WHAT THE TASK REQUIRES
All of the data below should be written out exactly.

**** PROVIDED ENTRIES ****

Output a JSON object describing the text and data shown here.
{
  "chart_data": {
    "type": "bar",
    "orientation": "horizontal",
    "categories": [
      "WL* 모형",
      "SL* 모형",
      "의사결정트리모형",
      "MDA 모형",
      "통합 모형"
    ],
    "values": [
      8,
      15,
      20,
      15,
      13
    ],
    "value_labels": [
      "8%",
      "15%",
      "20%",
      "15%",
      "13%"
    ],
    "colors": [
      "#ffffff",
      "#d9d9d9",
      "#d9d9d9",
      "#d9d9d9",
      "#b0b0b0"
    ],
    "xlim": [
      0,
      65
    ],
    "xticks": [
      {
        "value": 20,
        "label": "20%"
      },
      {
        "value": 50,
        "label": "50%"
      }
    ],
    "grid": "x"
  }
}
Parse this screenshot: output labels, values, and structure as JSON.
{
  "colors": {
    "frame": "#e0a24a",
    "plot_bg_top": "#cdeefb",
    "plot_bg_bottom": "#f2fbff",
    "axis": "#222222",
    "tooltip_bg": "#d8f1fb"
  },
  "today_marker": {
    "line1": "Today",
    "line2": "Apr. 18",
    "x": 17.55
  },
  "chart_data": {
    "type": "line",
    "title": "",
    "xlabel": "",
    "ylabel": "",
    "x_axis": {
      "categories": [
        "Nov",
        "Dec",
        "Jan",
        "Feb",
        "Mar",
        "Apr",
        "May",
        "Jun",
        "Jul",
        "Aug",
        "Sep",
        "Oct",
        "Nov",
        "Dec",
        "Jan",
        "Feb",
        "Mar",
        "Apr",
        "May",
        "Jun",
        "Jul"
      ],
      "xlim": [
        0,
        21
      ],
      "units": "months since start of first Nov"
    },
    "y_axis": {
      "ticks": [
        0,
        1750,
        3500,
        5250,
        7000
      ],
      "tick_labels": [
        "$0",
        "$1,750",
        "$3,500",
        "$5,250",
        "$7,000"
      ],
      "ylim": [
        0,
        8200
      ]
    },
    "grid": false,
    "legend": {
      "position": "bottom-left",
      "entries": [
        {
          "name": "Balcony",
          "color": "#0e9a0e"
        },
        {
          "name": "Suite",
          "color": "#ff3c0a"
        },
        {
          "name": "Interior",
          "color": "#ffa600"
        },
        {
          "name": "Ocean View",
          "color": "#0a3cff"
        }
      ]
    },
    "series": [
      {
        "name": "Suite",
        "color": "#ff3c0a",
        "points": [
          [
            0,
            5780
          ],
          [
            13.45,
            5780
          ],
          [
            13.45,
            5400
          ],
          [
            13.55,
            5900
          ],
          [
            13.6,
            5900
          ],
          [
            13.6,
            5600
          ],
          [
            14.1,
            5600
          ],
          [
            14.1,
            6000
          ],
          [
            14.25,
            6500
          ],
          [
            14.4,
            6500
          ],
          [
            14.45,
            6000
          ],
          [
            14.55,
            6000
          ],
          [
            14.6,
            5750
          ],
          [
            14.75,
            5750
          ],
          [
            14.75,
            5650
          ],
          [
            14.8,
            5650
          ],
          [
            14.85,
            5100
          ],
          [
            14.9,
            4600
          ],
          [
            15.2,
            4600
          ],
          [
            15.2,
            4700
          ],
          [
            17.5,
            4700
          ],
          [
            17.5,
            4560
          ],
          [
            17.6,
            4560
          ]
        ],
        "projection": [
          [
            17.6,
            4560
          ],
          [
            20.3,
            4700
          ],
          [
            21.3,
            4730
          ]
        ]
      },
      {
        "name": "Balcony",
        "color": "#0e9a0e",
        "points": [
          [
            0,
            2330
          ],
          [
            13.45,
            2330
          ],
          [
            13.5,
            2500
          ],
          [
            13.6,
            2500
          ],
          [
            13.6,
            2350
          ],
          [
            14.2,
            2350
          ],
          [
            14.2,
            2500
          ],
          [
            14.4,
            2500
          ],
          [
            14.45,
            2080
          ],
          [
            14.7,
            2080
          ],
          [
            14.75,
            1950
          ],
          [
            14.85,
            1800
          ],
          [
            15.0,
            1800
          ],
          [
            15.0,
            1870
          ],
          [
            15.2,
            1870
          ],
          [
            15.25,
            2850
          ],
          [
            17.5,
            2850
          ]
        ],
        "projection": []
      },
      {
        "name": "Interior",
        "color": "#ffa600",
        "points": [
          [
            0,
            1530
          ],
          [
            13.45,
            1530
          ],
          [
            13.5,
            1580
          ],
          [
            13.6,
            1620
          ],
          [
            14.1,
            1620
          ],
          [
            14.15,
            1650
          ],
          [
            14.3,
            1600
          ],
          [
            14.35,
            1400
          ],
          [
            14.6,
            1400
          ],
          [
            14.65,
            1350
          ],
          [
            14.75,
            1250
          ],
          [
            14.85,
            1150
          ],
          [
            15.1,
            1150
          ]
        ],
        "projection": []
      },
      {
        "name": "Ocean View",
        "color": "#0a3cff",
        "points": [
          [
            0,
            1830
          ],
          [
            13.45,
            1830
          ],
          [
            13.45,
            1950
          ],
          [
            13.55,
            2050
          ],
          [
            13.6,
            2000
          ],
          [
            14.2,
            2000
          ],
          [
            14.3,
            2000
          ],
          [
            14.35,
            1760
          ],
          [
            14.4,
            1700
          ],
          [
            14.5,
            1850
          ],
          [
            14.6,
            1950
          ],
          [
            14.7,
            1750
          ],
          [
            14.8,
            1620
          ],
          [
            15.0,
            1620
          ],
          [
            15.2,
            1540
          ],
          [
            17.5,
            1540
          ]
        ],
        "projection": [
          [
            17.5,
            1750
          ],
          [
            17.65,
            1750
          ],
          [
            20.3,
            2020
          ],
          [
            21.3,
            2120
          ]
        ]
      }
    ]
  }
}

****

RESULT
Output a JSON object describing the text and data shown here.
{
  "chart_data": {
    "type": "bar",
    "orientation": "horizontal",
    "categories": [
      "WL* 모형",
      "SL* 모형",
      "의사결정트리모형",
      "MDA 모형",
      "통합 모형"
    ],
    "values": [
      8,
      15,
      20,
      15,
      13
    ],
    "value_labels": [
      "8%",
      "15%",
      "20%",
      "15%",
      "13%"
    ],
    "colors": [
      "#ffffff",
      "#d9d9d9",
      "#d9d9d9",
      "#d9d9d9",
      "#b0b0b0"
    ],
    "xlim": [
      0,
      65
    ],
    "xticks": [
      {
        "value": 20,
        "label": "20%"
      },
      {
        "value": 50,
        "label": "50%"
      }
    ],
    "grid": "x"
  }
}
Parse this screenshot: output labels, values, and structure as JSON.
{
  "colors": {
    "frame": "#e0a24a",
    "plot_bg_top": "#cdeefb",
    "plot_bg_bottom": "#f2fbff",
    "axis": "#222222",
    "tooltip_bg": "#d8f1fb"
  },
  "today_marker": {
    "line1": "Today",
    "line2": "Apr. 18",
    "x": 17.55
  },
  "chart_data": {
    "type": "line",
    "title": "",
    "xlabel": "",
    "ylabel": "",
    "x_axis": {
      "categories": [
        "Nov",
        "Dec",
        "Jan",
        "Feb",
        "Mar",
        "Apr",
        "May",
        "Jun",
        "Jul",
        "Aug",
        "Sep",
        "Oct",
        "Nov",
        "Dec",
        "Jan",
        "Feb",
        "Mar",
        "Apr",
        "May",
        "Jun",
        "Jul"
      ],
      "xlim": [
        0,
        21
      ],
      "units": "months since start of first Nov"
    },
    "y_axis": {
      "ticks": [
        0,
        1750,
        3500,
        5250,
        7000
      ],
      "tick_labels": [
        "$0",
        "$1,750",
        "$3,500",
        "$5,250",
        "$7,000"
      ],
      "ylim": [
        0,
        8200
      ]
    },
    "grid": false,
    "legend": {
      "position": "bottom-left",
      "entries": [
        {
          "name": "Balcony",
          "color": "#0e9a0e"
        },
        {
          "name": "Suite",
          "color": "#ff3c0a"
        },
        {
          "name": "Interior",
          "color": "#ffa600"
        },
        {
          "name": "Ocean View",
          "color": "#0a3cff"
        }
      ]
    },
    "series": [
      {
        "name": "Suite",
        "color": "#ff3c0a",
        "points": [
          [
            0,
            5780
          ],
          [
            13.45,
            5780
          ],
          [
            13.45,
            5400
          ],
          [
            13.55,
            5900
          ],
          [
            13.6,
            5900
          ],
          [
            13.6,
            5600
          ],
          [
            14.1,
            5600
          ],
          [
            14.1,
            6000
          ],
          [
            14.25,
            6500
          ],
          [
            14.4,
            6500
          ],
          [
            14.45,
            6000
          ],
          [
            14.55,
            6000
          ],
          [
            14.6,
            5750
          ],
          [
            14.75,
            5750
          ],
          [
            14.75,
            5650
          ],
          [
            14.8,
            5650
          ],
          [
            14.85,
            5100
          ],
          [
            14.9,
            4600
          ],
          [
            15.2,
            4600
          ],
          [
            15.2,
            4700
          ],
          [
            17.5,
            4700
          ],
          [
            17.5,
            4560
          ],
          [
            17.6,
            4560
          ]
        ],
        "projection": [
          [
            17.6,
            4560
          ],
          [
            20.3,
            4700
          ],
          [
            21.3,
            4730
          ]
        ]
      },
      {
        "name": "Balcony",
        "color": "#0e9a0e",
        "points": [
          [
            0,
            2330
          ],
          [
            13.45,
            2330
          ],
          [
            13.5,
            2500
          ],
          [
            13.6,
            2500
          ],
          [
            13.6,
            2350
          ],
          [
            14.2,
            2350
          ],
          [
            14.2,
            2500
          ],
          [
            14.4,
            2500
          ],
          [
            14.45,
            2080
          ],
          [
            14.7,
            2080
          ],
          [
            14.75,
            1950
          ],
          [
            14.85,
            1800
          ],
          [
            15.0,
            1800
          ],
          [
            15.0,
            1870
          ],
          [
            15.2,
            1870
          ],
          [
            15.25,
            2850
          ],
          [
            17.5,
            2850
          ]
        ],
        "projection": []
      },
      {
        "name": "Interior",
        "color": "#ffa600",
        "points": [
          [
            0,
            1530
          ],
          [
            13.45,
            1530
          ],
          [
            13.5,
            1580
          ],
          [
            13.6,
            1620
          ],
          [
            14.1,
            1620
          ],
          [
            14.15,
            1650
          ],
          [
            14.3,
            1600
          ],
          [
            14.35,
            1400
          ],
          [
            14.6,
            1400
          ],
          [
            14.65,
            1350
          ],
          [
            14.75,
            1250
          ],
          [
            14.85,
            1150
          ],
          [
            15.1,
            1150
          ]
        ],
        "projection": []
      },
      {
        "name": "Ocean View",
        "color": "#0a3cff",
        "points": [
          [
            0,
            1830
          ],
          [
            13.45,
            1830
          ],
          [
            13.45,
            1950
          ],
          [
            13.55,
            2050
          ],
          [
            13.6,
            2000
          ],
          [
            14.2,
            2000
          ],
          [
            14.3,
            2000
          ],
          [
            14.35,
            1760
          ],
          [
            14.4,
            1700
          ],
          [
            14.5,
            1850
          ],
          [
            14.6,
            1950
          ],
          [
            14.7,
            1750
          ],
          [
            14.8,
            1620
          ],
          [
            15.0,
            1620
          ],
          [
            15.2,
            1540
          ],
          [
            17.5,
            1540
          ]
        ],
        "projection": [
          [
            17.5,
            1750
          ],
          [
            17.65,
            1750
          ],
          [
            20.3,
            2020
          ],
          [
            21.3,
            2120
          ]
        ]
      }
    ]
  }
}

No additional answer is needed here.